### YOUR TASK
Reproduce all entries precisely as they are written.

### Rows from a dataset
- - - -

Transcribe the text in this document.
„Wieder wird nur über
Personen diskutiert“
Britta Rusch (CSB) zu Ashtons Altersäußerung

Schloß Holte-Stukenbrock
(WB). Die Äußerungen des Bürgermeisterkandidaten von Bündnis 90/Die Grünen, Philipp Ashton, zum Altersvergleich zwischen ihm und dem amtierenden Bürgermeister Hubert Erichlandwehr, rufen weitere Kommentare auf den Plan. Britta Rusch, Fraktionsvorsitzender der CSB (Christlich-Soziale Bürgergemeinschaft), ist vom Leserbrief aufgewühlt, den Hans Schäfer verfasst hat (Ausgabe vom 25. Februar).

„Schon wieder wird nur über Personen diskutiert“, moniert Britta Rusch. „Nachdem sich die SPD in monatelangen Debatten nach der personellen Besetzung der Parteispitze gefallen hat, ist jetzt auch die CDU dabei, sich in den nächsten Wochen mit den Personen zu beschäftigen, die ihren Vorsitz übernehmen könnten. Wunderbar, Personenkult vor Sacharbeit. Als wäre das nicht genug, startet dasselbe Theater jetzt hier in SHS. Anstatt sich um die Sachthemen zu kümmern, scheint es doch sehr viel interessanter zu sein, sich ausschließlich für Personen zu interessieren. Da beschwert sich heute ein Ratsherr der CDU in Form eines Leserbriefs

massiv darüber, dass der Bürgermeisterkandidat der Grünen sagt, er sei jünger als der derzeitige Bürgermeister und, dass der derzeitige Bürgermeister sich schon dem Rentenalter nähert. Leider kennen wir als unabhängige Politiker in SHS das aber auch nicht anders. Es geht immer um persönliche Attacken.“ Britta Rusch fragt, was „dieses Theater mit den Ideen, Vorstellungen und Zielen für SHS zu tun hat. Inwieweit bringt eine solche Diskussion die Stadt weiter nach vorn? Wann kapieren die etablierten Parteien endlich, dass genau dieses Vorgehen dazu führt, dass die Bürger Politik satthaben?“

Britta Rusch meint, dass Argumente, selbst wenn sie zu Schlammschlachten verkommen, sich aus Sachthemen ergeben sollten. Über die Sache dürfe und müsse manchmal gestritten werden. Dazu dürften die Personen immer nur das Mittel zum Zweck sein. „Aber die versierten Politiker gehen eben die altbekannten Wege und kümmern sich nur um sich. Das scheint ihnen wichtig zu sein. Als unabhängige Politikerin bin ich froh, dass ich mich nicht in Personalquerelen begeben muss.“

- - - -

### TASK ANSWER
Transcribe the text in this document.
„Wieder wird nur über
Personen diskutiert“
Britta Rusch (CSB) zu Ashtons Altersäußerung

Schloß Holte-Stukenbrock
(WB). Die Äußerungen des Bürgermeisterkandidaten von Bündnis 90/Die Grünen, Philipp Ashton, zum Altersvergleich zwischen ihm und dem amtierenden Bürgermeister Hubert Erichlandwehr, rufen weitere Kommentare auf den Plan. Britta Rusch, Fraktionsvorsitzender der CSB (Christlich-Soziale Bürgergemeinschaft), ist vom Leserbrief aufgewühlt, den Hans Schäfer verfasst hat (Ausgabe vom 25. Februar).

„Schon wieder wird nur über Personen diskutiert“, moniert Britta Rusch. „Nachdem sich die SPD in monatelangen Debatten nach der personellen Besetzung der Parteispitze gefallen hat, ist jetzt auch die CDU dabei, sich in den nächsten Wochen mit den Personen zu beschäftigen, die ihren Vorsitz übernehmen könnten. Wunderbar, Personenkult vor Sacharbeit. Als wäre das nicht genug, startet dasselbe Theater jetzt hier in SHS. Anstatt sich um die Sachthemen zu kümmern, scheint es doch sehr viel interessanter zu sein, sich ausschließlich für Personen zu interessieren. Da beschwert sich heute ein Ratsherr der CDU in Form eines Leserbriefs

massiv darüber, dass der Bürgermeisterkandidat der Grünen sagt, er sei jünger als der derzeitige Bürgermeister und, dass der derzeitige Bürgermeister sich schon dem Rentenalter nähert. Leider kennen wir als unabhängige Politiker in SHS das aber auch nicht anders. Es geht immer um persönliche Attacken.“ Britta Rusch fragt, was „dieses Theater mit den Ideen, Vorstellungen und Zielen für SHS zu tun hat. Inwieweit bringt eine solche Diskussion die Stadt weiter nach vorn? Wann kapieren die etablierten Parteien endlich, dass genau dieses Vorgehen dazu führt, dass die Bürger Politik satthaben?“

Britta Rusch meint, dass Argumente, selbst wenn sie zu Schlammschlachten verkommen, sich aus Sachthemen ergeben sollten. Über die Sache dürfe und müsse manchmal gestritten werden. Dazu dürften die Personen immer nur das Mittel zum Zweck sein. „Aber die versierten Politiker gehen eben die altbekannten Wege und kümmern sich nur um sich. Das scheint ihnen wichtig zu sein. Als unabhängige Politikerin bin ich froh, dass ich mich nicht in Personalquerelen begeben muss.“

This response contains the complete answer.